→ **Instrucción**:
Reproduce palabra por palabra, y completo, el texto sobre el Rechazo y la Convención Constitucional que aparece más abajo.

→ **Texto para leer**:
- - -
El Rechazo vive días gloriosos. El trabajo de la Convención Constitucional está cerca de culminar, y la posibilidad de que su propuesta sea aprobada está seriamente puesta en duda. Los medios advierten (nuevamente) que “el Rechazo crece” aunque, al menos por un tiempo, ha cesado el anuncio de las plagas del apocalipsis que la escritura de una nueva Constitución traería consigo. El “coro catastrofista” de Politzer ha dado lugar a una letanía de lamentos algo más sobrios, aunque igualmente mal impostados.

Ya no se anuncia con tanta vehemencia el fin de los tiempos; en su lugar, se llora por la solución derramada, se acepta con resignación que no tendremos el respiro institucional que tanto necesitamos. Así, los columnistas de turno lamentan que “la suerte parece echada” (1), y nos notifican que el proceso “ya fracasó”(2), lo que sería culpa de los propios convencionales devenidos en “poderes fácticos”(3), a pesar de haber comenzado como el órgano con “la pista más despejada (…) para ganar en popularidad”(4).

¿Cómo reaccionar frente a este clima? ¿La suerte realmente está echada? ¿En qué se basan estos juicios? ¿Son realmente juicios acerca del trabajo de la Convención, o debemos más bien leerlos como un intento, otro más, de clausurar el proceso constituyente, como una campaña permanente con vistas al plebiscito de salida? ¿Debemos creer lo que advierten columnistas y comentaristas de TV, medios de prensa y encuestas por igual ? ¿O habremos, en cambio, de ensayar una descripción alternativa y, por qué no decirlo, emancipada del tutelaje biempensante de turno?
- - -
→ **Datos proporcionados**:
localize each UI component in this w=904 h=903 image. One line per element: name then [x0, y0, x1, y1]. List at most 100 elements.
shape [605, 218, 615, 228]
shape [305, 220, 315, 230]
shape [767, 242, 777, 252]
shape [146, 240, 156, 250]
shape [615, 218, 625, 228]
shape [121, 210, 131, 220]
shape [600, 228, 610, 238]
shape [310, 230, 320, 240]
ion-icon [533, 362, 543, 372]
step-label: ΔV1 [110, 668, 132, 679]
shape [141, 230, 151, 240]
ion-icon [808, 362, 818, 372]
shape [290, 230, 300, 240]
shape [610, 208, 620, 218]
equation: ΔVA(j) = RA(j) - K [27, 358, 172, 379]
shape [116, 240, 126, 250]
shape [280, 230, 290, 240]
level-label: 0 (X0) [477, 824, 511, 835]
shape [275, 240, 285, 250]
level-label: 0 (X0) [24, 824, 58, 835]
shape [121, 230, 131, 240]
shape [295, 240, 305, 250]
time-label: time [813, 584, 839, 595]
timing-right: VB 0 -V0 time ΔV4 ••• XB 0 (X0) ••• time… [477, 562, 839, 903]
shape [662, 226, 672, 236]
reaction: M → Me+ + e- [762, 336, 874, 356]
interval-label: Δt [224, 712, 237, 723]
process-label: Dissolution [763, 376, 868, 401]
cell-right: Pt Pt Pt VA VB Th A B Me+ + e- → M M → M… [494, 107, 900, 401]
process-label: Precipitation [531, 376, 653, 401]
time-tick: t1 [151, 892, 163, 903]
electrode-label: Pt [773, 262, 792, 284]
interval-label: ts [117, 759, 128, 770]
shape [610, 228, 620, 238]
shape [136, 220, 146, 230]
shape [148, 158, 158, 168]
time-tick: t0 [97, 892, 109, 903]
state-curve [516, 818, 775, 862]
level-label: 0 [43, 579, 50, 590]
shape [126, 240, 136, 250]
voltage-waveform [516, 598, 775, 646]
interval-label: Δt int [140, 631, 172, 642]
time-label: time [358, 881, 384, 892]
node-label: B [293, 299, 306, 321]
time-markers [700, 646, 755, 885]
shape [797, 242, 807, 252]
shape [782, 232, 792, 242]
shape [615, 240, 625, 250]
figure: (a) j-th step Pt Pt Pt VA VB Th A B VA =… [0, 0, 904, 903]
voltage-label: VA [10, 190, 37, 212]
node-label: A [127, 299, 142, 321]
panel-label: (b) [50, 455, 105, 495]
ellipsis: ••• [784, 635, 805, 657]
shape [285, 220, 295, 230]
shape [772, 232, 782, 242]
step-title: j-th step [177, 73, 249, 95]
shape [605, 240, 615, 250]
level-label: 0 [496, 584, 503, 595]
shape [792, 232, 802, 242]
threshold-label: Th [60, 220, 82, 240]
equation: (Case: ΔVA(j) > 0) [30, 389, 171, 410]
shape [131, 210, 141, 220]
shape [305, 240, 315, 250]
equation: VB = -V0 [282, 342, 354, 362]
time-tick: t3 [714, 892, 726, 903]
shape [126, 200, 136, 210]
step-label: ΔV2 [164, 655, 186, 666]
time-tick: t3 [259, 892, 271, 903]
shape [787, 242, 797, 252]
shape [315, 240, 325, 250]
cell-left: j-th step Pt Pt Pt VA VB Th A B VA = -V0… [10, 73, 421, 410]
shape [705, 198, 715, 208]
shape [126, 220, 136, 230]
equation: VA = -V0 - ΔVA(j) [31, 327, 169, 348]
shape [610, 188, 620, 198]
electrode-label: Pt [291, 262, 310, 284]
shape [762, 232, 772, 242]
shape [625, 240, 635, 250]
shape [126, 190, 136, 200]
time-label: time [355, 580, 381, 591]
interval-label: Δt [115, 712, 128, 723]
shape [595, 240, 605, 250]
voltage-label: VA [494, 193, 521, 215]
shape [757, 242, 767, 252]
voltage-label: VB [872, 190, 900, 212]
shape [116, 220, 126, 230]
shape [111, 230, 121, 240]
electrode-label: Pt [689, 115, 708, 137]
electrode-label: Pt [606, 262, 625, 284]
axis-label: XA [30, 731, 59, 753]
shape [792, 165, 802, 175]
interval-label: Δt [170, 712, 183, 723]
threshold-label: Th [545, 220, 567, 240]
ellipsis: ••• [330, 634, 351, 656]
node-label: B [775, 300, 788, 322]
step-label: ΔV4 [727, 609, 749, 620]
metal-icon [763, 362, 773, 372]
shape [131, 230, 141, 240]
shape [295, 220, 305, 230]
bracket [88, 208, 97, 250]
- - -
→ **Respuesta del ejercicio**:
El Rechazo vive días gloriosos. El trabajo de la Convención Constitucional está cerca de culminar, y la posibilidad de que su propuesta sea aprobada está seriamente puesta en duda. Los medios advierten (nuevamente) que “el Rechazo crece” aunque, al menos por un tiempo, ha cesado el anuncio de las plagas del apocalipsis que la escritura de una nueva Constitución traería consigo. El “coro catastrofista” de Politzer ha dado lugar a una letanía de lamentos algo más sobrios, aunque igualmente mal impostados.

Ya no se anuncia con tanta vehemencia el fin de los tiempos; en su lugar, se llora por la solución derramada, se acepta con resignación que no tendremos el respiro institucional que tanto necesitamos. Así, los columnistas de turno lamentan que “la suerte parece echada” (1), y nos notifican que el proceso “ya fracasó”(2), lo que sería culpa de los propios convencionales devenidos en “poderes fácticos”(3), a pesar de haber comenzado como el órgano con “la pista más despejada (…) para ganar en popularidad”(4).

¿Cómo reaccionar frente a este clima? ¿La suerte realmente está echada? ¿En qué se basan estos juicios? ¿Son realmente juicios acerca del trabajo de la Convención, o debemos más bien leerlos como un intento, otro más, de clausurar el proceso constituyente, como una campaña permanente con vistas al plebiscito de salida? ¿Debemos creer lo que advierten columnistas y comentaristas de TV, medios de prensa y encuestas por igual ? ¿O habremos, en cambio, de ensayar una descripción alternativa y, por qué no decirlo, emancipada del tutelaje biempensante de turno?